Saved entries
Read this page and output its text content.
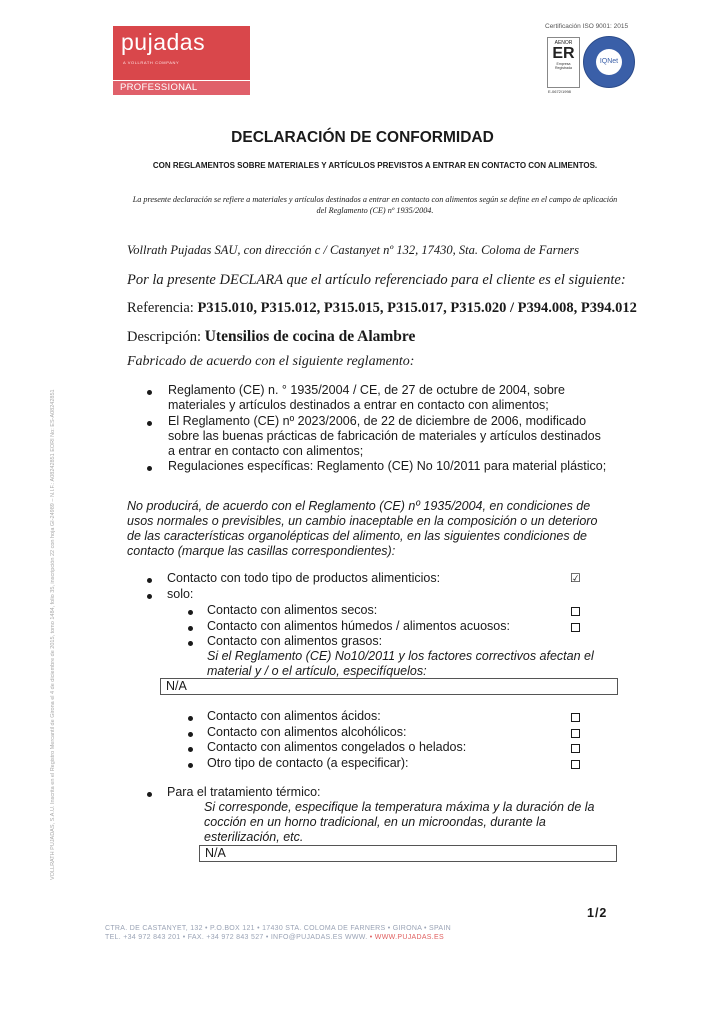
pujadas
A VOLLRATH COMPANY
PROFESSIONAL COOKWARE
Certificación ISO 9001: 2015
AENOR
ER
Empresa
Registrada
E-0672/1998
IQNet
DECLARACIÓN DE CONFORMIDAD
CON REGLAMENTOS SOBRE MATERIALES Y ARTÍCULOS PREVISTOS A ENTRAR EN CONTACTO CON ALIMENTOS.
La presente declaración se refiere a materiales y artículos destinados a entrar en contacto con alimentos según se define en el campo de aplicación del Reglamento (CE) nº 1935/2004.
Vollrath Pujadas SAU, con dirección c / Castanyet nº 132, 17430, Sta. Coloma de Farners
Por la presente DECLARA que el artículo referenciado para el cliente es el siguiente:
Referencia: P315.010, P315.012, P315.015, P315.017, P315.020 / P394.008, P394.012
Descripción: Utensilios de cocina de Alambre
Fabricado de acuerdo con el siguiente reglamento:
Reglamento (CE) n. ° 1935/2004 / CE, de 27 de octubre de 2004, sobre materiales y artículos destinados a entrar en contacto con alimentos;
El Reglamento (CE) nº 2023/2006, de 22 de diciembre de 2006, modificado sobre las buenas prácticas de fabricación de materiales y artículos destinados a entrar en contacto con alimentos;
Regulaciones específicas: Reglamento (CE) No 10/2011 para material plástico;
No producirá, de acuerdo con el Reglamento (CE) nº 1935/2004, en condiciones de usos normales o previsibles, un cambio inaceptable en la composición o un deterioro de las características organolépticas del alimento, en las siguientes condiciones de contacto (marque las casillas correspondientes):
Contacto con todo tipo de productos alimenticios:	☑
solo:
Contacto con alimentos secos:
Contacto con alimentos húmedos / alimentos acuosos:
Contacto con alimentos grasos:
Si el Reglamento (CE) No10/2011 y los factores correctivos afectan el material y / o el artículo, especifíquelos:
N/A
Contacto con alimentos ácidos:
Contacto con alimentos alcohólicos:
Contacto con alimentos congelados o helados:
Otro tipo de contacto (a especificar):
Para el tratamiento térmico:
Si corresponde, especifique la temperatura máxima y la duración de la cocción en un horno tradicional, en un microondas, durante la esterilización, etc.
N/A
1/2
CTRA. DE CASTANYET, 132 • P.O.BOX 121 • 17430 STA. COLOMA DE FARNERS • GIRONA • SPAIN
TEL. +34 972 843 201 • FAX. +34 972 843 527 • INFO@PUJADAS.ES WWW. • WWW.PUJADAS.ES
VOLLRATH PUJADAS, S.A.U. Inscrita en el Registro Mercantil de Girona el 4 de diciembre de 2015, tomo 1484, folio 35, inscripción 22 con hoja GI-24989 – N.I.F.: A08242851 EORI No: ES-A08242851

▶ **What the task requires**: Wherever the word "presente" occurs in a line of the listing, copy that line.

▶ **Answer in full**:
La presente declaración se refiere a materiales y artículos destinados a entrar en contacto con alimentos según se define en el campo de aplicación del Reglamento (CE) nº 1935/2004.
Por la presente DECLARA que el artículo referenciado para el cliente es el siguiente:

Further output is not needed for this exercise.